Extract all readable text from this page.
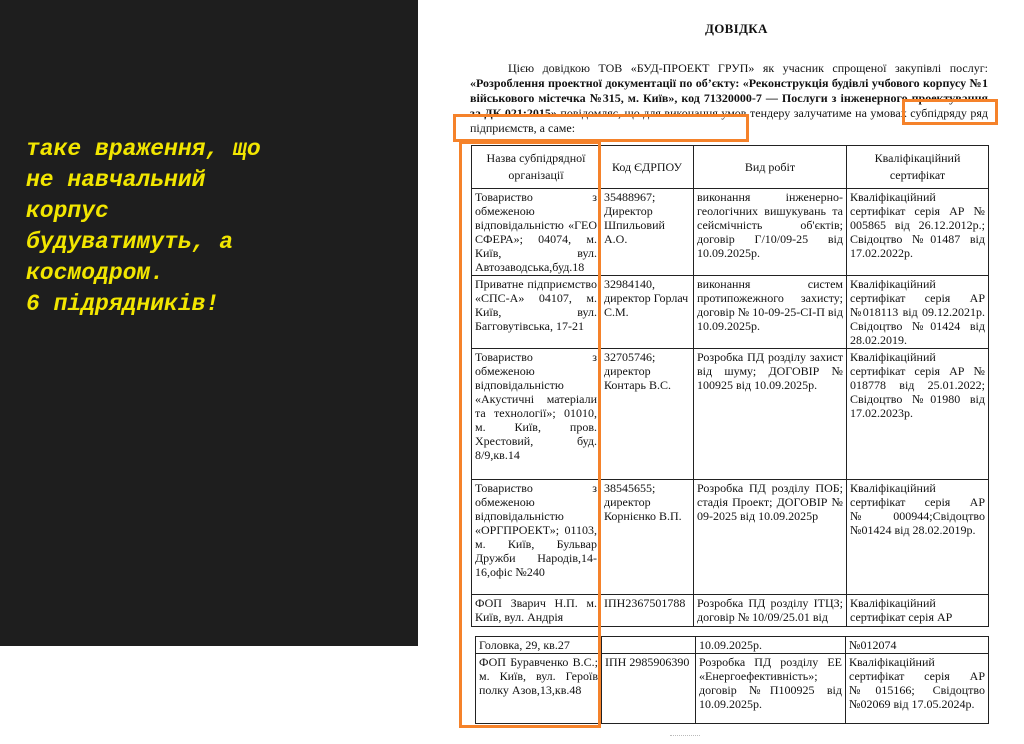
таке враження, що
не навчальний
корпус
будуватимуть, а
космодром.
6 підрядників!

ДОВІДКА

Цією довідкою ТОВ «БУД-ПРОЕКТ ГРУП» як учасник спрощеної закупівлі послуг: «Розроблення проектної документації по об’єкту: «Реконструкція будівлі учбового корпусу №1 військового містечка №315, м. Київ», код 71320000-7 — Послуги з інженерного проектування за ДК 021:2015» повідомляє, що для виконання умов тендеру залучатиме на умовах субпідряду ряд підприємств, а саме:

Назва субпідрядної організації	Код ЄДРПОУ	Вид робіт	Кваліфікаційний сертифікат
Товариство з обмеженою відповідальністю «ГЕО СФЕРА»; 04074, м. Київ, вул. Автозаводська,буд.18	35488967; Директор Шпильовий А.О.	виконання інженерно-геологічних вишукувань та сейсмічність об'єктів; договір Г/10/09-25 від 10.09.2025р.	Кваліфікаційний сертифікат серія АР № 005865 від 26.12.2012р.; Свідоцтво №01487 від 17.02.2022р.
Приватне підприємство «СПС-А» 04107, м. Київ, вул. Багговутівська, 17-21	32984140, директор Горлач С.М.	виконання систем протипожежного захисту; договір № 10-09-25-СІ-П від 10.09.2025р.	Кваліфікаційний сертифікат серія АР №018113 від 09.12.2021р. Свідоцтво №01424 від 28.02.2019.
Товариство з обмеженою відповідальністю «Акустичні матеріали та технології»; 01010, м. Київ, пров. Хрестовий, буд. 8/9,кв.14	32705746; директор Контарь В.С.	Розробка ПД розділу захист від шуму; ДОГОВІР № 100925 від 10.09.2025р.	Кваліфікаційний сертифікат серія АР № 018778 від 25.01.2022; Свідоцтво №01980 від 17.02.2023р.
Товариство з обмеженою відповідальністю «ОРГПРОЕКТ»; 01103, м. Київ, Бульвар Дружби Народів,14-16,офіс №240	38545655; директор Корнієнко В.П.	Розробка ПД розділу ПОБ; стадія Проект; ДОГОВІР № 09-2025 від 10.09.2025р	Кваліфікаційний сертифікат серія АР №000944;Свідоцтво №01424 від 28.02.2019р.
ФОП Зварич Н.П. м. Київ, вул. Андрія	ІПН2367501788	Розробка ПД розділу ІТЦЗ; договір № 10/09/25.01 від	Кваліфікаційний сертифікат серія АР
Головка, 29, кв.27		10.09.2025р.	№012074
ФОП Буравченко В.С.; м. Київ, вул. Героїв полку Азов,13,кв.48	ІПН 2985906390	Розробка ПД розділу ЕЕ «Енергоефективність»; договір №П100925 від 10.09.2025р.	Кваліфікаційний сертифікат серія АР №015166; Свідоцтво №02069 від 17.05.2024р.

§ WORK TO COMPLETE
Exclude the images and reproduce the remaining data exactly.

§ THE SOLUTION
Extract all readable text from this page.
таке враження, що
не навчальний
корпус
будуватимуть, а
космодром.
6 підрядників!

ДОВІДКА

Цією довідкою ТОВ «БУД-ПРОЕКТ ГРУП» як учасник спрощеної закупівлі послуг: «Розроблення проектної документації по об’єкту: «Реконструкція будівлі учбового корпусу №1 військового містечка №315, м. Київ», код 71320000-7 — Послуги з інженерного проектування за ДК 021:2015» повідомляє, що для виконання умов тендеру залучатиме на умовах субпідряду ряд підприємств, а саме:

Назва субпідрядної організації	Код ЄДРПОУ	Вид робіт	Кваліфікаційний сертифікат
Товариство з обмеженою відповідальністю «ГЕО СФЕРА»; 04074, м. Київ, вул. Автозаводська,буд.18	35488967; Директор Шпильовий А.О.	виконання інженерно-геологічних вишукувань та сейсмічність об'єктів; договір Г/10/09-25 від 10.09.2025р.	Кваліфікаційний сертифікат серія АР № 005865 від 26.12.2012р.; Свідоцтво №01487 від 17.02.2022р.
Приватне підприємство «СПС-А» 04107, м. Київ, вул. Багговутівська, 17-21	32984140, директор Горлач С.М.	виконання систем протипожежного захисту; договір № 10-09-25-СІ-П від 10.09.2025р.	Кваліфікаційний сертифікат серія АР №018113 від 09.12.2021р. Свідоцтво №01424 від 28.02.2019.
Товариство з обмеженою відповідальністю «Акустичні матеріали та технології»; 01010, м. Київ, пров. Хрестовий, буд. 8/9,кв.14	32705746; директор Контарь В.С.	Розробка ПД розділу захист від шуму; ДОГОВІР № 100925 від 10.09.2025р.	Кваліфікаційний сертифікат серія АР № 018778 від 25.01.2022; Свідоцтво №01980 від 17.02.2023р.
Товариство з обмеженою відповідальністю «ОРГПРОЕКТ»; 01103, м. Київ, Бульвар Дружби Народів,14-16,офіс №240	38545655; директор Корнієнко В.П.	Розробка ПД розділу ПОБ; стадія Проект; ДОГОВІР № 09-2025 від 10.09.2025р	Кваліфікаційний сертифікат серія АР №000944;Свідоцтво №01424 від 28.02.2019р.
ФОП Зварич Н.П. м. Київ, вул. Андрія	ІПН2367501788	Розробка ПД розділу ІТЦЗ; договір № 10/09/25.01 від	Кваліфікаційний сертифікат серія АР
Головка, 29, кв.27		10.09.2025р.	№012074
ФОП Буравченко В.С.; м. Київ, вул. Героїв полку Азов,13,кв.48	ІПН 2985906390	Розробка ПД розділу ЕЕ «Енергоефективність»; договір №П100925 від 10.09.2025р.	Кваліфікаційний сертифікат серія АР №015166; Свідоцтво №02069 від 17.05.2024р.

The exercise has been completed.